◆ Excerpted records
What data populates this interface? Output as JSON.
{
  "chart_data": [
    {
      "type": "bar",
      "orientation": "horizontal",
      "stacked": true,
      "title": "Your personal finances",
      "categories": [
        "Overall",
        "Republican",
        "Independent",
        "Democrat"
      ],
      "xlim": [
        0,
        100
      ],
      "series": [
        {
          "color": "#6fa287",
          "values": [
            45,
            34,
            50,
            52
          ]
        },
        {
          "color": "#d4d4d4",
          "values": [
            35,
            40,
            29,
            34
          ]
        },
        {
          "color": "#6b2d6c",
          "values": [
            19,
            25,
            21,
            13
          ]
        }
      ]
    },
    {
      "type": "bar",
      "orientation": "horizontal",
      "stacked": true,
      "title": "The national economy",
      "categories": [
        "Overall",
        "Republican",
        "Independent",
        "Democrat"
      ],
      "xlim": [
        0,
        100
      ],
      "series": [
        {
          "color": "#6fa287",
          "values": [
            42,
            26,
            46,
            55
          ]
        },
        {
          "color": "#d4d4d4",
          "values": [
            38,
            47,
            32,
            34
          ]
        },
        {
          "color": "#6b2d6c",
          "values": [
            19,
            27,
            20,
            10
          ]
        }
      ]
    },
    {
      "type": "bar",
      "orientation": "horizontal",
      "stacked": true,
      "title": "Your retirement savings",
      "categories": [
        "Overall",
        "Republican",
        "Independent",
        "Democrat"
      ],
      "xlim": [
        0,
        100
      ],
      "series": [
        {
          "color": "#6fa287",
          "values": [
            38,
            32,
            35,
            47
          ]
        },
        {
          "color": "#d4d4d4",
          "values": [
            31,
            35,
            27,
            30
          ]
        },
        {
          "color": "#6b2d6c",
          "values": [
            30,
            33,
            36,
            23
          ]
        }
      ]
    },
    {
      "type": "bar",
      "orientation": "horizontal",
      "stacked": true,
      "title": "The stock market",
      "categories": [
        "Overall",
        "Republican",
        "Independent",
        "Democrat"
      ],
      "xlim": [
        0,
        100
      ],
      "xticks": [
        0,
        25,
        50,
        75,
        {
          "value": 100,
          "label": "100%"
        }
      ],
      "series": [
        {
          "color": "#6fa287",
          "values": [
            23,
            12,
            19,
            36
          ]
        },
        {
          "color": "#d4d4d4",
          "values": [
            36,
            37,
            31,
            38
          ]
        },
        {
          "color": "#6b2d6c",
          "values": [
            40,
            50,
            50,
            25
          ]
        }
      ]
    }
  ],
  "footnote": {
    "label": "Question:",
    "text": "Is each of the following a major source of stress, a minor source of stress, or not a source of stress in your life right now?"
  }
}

◆ Given problem
Type the whole listing again, unaltered.

◆ Answer to the exercise
What data populates this interface? Output as JSON.
{
  "chart_data": [
    {
      "type": "bar",
      "orientation": "horizontal",
      "stacked": true,
      "title": "Your personal finances",
      "categories": [
        "Overall",
        "Republican",
        "Independent",
        "Democrat"
      ],
      "xlim": [
        0,
        100
      ],
      "series": [
        {
          "color": "#6fa287",
          "values": [
            45,
            34,
            50,
            52
          ]
        },
        {
          "color": "#d4d4d4",
          "values": [
            35,
            40,
            29,
            34
          ]
        },
        {
          "color": "#6b2d6c",
          "values": [
            19,
            25,
            21,
            13
          ]
        }
      ]
    },
    {
      "type": "bar",
      "orientation": "horizontal",
      "stacked": true,
      "title": "The national economy",
      "categories": [
        "Overall",
        "Republican",
        "Independent",
        "Democrat"
      ],
      "xlim": [
        0,
        100
      ],
      "series": [
        {
          "color": "#6fa287",
          "values": [
            42,
            26,
            46,
            55
          ]
        },
        {
          "color": "#d4d4d4",
          "values": [
            38,
            47,
            32,
            34
          ]
        },
        {
          "color": "#6b2d6c",
          "values": [
            19,
            27,
            20,
            10
          ]
        }
      ]
    },
    {
      "type": "bar",
      "orientation": "horizontal",
      "stacked": true,
      "title": "Your retirement savings",
      "categories": [
        "Overall",
        "Republican",
        "Independent",
        "Democrat"
      ],
      "xlim": [
        0,
        100
      ],
      "series": [
        {
          "color": "#6fa287",
          "values": [
            38,
            32,
            35,
            47
          ]
        },
        {
          "color": "#d4d4d4",
          "values": [
            31,
            35,
            27,
            30
          ]
        },
        {
          "color": "#6b2d6c",
          "values": [
            30,
            33,
            36,
            23
          ]
        }
      ]
    },
    {
      "type": "bar",
      "orientation": "horizontal",
      "stacked": true,
      "title": "The stock market",
      "categories": [
        "Overall",
        "Republican",
        "Independent",
        "Democrat"
      ],
      "xlim": [
        0,
        100
      ],
      "xticks": [
        0,
        25,
        50,
        75,
        {
          "value": 100,
          "label": "100%"
        }
      ],
      "series": [
        {
          "color": "#6fa287",
          "values": [
            23,
            12,
            19,
            36
          ]
        },
        {
          "color": "#d4d4d4",
          "values": [
            36,
            37,
            31,
            38
          ]
        },
        {
          "color": "#6b2d6c",
          "values": [
            40,
            50,
            50,
            25
          ]
        }
      ]
    }
  ],
  "footnote": {
    "label": "Question:",
    "text": "Is each of the following a major source of stress, a minor source of stress, or not a source of stress in your life right now?"
  }
}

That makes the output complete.